RECORDS TO USE

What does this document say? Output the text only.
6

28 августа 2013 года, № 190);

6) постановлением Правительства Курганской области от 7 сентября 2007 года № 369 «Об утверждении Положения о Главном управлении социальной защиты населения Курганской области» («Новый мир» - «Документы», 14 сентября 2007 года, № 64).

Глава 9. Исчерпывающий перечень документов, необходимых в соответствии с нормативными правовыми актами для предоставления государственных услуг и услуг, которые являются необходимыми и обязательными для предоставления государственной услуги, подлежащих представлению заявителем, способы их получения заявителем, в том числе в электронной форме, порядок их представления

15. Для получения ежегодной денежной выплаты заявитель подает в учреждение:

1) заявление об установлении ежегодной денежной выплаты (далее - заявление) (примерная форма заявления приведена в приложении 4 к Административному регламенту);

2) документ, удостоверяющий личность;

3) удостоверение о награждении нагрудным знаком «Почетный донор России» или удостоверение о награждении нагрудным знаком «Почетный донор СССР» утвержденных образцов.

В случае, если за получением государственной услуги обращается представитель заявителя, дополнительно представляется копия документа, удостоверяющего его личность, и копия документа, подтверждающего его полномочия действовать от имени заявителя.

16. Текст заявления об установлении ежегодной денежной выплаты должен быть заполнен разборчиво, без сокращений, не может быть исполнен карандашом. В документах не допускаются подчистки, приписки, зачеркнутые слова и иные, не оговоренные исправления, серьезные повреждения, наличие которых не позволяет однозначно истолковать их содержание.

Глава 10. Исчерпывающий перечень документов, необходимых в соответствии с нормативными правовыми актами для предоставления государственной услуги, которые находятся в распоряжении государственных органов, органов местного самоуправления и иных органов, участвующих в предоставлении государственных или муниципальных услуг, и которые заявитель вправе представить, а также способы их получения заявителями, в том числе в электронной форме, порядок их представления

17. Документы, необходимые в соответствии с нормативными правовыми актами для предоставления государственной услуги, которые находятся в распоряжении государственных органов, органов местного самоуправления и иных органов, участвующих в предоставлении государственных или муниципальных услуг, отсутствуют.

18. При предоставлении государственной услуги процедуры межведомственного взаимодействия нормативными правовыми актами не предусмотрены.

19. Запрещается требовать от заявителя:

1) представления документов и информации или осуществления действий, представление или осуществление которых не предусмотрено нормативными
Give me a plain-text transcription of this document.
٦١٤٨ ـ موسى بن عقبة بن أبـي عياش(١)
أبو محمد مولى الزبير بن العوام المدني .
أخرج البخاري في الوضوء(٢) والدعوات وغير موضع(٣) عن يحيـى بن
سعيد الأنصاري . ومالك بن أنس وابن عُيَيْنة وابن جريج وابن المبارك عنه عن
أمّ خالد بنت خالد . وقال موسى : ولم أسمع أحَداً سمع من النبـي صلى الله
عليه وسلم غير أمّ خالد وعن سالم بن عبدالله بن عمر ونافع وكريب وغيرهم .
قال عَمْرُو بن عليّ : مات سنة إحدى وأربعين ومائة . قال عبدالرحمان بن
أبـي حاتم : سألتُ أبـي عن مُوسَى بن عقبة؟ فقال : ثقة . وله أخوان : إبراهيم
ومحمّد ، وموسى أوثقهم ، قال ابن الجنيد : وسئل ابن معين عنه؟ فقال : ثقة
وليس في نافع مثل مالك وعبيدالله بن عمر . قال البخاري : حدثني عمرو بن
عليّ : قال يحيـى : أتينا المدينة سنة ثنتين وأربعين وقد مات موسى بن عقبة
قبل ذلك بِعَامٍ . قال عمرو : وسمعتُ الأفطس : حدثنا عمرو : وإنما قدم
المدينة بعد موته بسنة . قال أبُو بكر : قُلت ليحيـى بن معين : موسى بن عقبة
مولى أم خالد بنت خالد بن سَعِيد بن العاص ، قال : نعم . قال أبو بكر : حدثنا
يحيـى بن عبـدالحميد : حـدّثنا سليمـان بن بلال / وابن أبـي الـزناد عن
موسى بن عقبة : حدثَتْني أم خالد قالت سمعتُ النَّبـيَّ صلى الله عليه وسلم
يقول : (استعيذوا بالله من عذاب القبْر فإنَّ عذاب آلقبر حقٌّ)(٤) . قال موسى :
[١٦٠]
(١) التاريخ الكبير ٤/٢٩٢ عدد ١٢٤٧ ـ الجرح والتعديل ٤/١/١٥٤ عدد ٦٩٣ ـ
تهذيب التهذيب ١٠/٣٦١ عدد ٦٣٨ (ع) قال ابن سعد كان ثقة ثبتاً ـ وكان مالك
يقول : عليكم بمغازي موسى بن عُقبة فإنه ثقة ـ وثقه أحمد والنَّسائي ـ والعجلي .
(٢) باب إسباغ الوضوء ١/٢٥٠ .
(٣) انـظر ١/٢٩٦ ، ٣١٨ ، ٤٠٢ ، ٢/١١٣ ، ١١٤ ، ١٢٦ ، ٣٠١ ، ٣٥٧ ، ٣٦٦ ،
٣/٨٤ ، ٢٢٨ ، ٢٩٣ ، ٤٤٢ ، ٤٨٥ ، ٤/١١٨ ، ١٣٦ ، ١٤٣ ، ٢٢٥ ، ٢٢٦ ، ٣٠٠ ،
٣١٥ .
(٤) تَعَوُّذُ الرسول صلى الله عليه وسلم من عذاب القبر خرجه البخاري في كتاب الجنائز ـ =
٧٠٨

TASK
The records above should be repeated in full, exactly as given.

WORKED SOLUTION
What does this document say? Output the text only.
6

28 августа 2013 года, № 190);

6) постановлением Правительства Курганской области от 7 сентября 2007 года № 369 «Об утверждении Положения о Главном управлении социальной защиты населения Курганской области» («Новый мир» - «Документы», 14 сентября 2007 года, № 64).

Глава 9. Исчерпывающий перечень документов, необходимых в соответствии с нормативными правовыми актами для предоставления государственных услуг и услуг, которые являются необходимыми и обязательными для предоставления государственной услуги, подлежащих представлению заявителем, способы их получения заявителем, в том числе в электронной форме, порядок их представления

15. Для получения ежегодной денежной выплаты заявитель подает в учреждение:

1) заявление об установлении ежегодной денежной выплаты (далее - заявление) (примерная форма заявления приведена в приложении 4 к Административному регламенту);

2) документ, удостоверяющий личность;

3) удостоверение о награждении нагрудным знаком «Почетный донор России» или удостоверение о награждении нагрудным знаком «Почетный донор СССР» утвержденных образцов.

В случае, если за получением государственной услуги обращается представитель заявителя, дополнительно представляется копия документа, удостоверяющего его личность, и копия документа, подтверждающего его полномочия действовать от имени заявителя.

16. Текст заявления об установлении ежегодной денежной выплаты должен быть заполнен разборчиво, без сокращений, не может быть исполнен карандашом. В документах не допускаются подчистки, приписки, зачеркнутые слова и иные, не оговоренные исправления, серьезные повреждения, наличие которых не позволяет однозначно истолковать их содержание.

Глава 10. Исчерпывающий перечень документов, необходимых в соответствии с нормативными правовыми актами для предоставления государственной услуги, которые находятся в распоряжении государственных органов, органов местного самоуправления и иных органов, участвующих в предоставлении государственных или муниципальных услуг, и которые заявитель вправе представить, а также способы их получения заявителями, в том числе в электронной форме, порядок их представления

17. Документы, необходимые в соответствии с нормативными правовыми актами для предоставления государственной услуги, которые находятся в распоряжении государственных органов, органов местного самоуправления и иных органов, участвующих в предоставлении государственных или муниципальных услуг, отсутствуют.

18. При предоставлении государственной услуги процедуры межведомственного взаимодействия нормативными правовыми актами не предусмотрены.

19. Запрещается требовать от заявителя:

1) представления документов и информации или осуществления действий, представление или осуществление которых не предусмотрено нормативными
Give me a plain-text transcription of this document.
٦١٤٨ ـ موسى بن عقبة بن أبـي عياش(١)
أبو محمد مولى الزبير بن العوام المدني .
أخرج البخاري في الوضوء(٢) والدعوات وغير موضع(٣) عن يحيـى بن
سعيد الأنصاري . ومالك بن أنس وابن عُيَيْنة وابن جريج وابن المبارك عنه عن
أمّ خالد بنت خالد . وقال موسى : ولم أسمع أحَداً سمع من النبـي صلى الله
عليه وسلم غير أمّ خالد وعن سالم بن عبدالله بن عمر ونافع وكريب وغيرهم .
قال عَمْرُو بن عليّ : مات سنة إحدى وأربعين ومائة . قال عبدالرحمان بن
أبـي حاتم : سألتُ أبـي عن مُوسَى بن عقبة؟ فقال : ثقة . وله أخوان : إبراهيم
ومحمّد ، وموسى أوثقهم ، قال ابن الجنيد : وسئل ابن معين عنه؟ فقال : ثقة
وليس في نافع مثل مالك وعبيدالله بن عمر . قال البخاري : حدثني عمرو بن
عليّ : قال يحيـى : أتينا المدينة سنة ثنتين وأربعين وقد مات موسى بن عقبة
قبل ذلك بِعَامٍ . قال عمرو : وسمعتُ الأفطس : حدثنا عمرو : وإنما قدم
المدينة بعد موته بسنة . قال أبُو بكر : قُلت ليحيـى بن معين : موسى بن عقبة
مولى أم خالد بنت خالد بن سَعِيد بن العاص ، قال : نعم . قال أبو بكر : حدثنا
يحيـى بن عبـدالحميد : حـدّثنا سليمـان بن بلال / وابن أبـي الـزناد عن
موسى بن عقبة : حدثَتْني أم خالد قالت سمعتُ النَّبـيَّ صلى الله عليه وسلم
يقول : (استعيذوا بالله من عذاب القبْر فإنَّ عذاب آلقبر حقٌّ)(٤) . قال موسى :
[١٦٠]
(١) التاريخ الكبير ٤/٢٩٢ عدد ١٢٤٧ ـ الجرح والتعديل ٤/١/١٥٤ عدد ٦٩٣ ـ
تهذيب التهذيب ١٠/٣٦١ عدد ٦٣٨ (ع) قال ابن سعد كان ثقة ثبتاً ـ وكان مالك
يقول : عليكم بمغازي موسى بن عُقبة فإنه ثقة ـ وثقه أحمد والنَّسائي ـ والعجلي .
(٢) باب إسباغ الوضوء ١/٢٥٠ .
(٣) انـظر ١/٢٩٦ ، ٣١٨ ، ٤٠٢ ، ٢/١١٣ ، ١١٤ ، ١٢٦ ، ٣٠١ ، ٣٥٧ ، ٣٦٦ ،
٣/٨٤ ، ٢٢٨ ، ٢٩٣ ، ٤٤٢ ، ٤٨٥ ، ٤/١١٨ ، ١٣٦ ، ١٤٣ ، ٢٢٥ ، ٢٢٦ ، ٣٠٠ ،
٣١٥ .
(٤) تَعَوُّذُ الرسول صلى الله عليه وسلم من عذاب القبر خرجه البخاري في كتاب الجنائز ـ =
٧٠٨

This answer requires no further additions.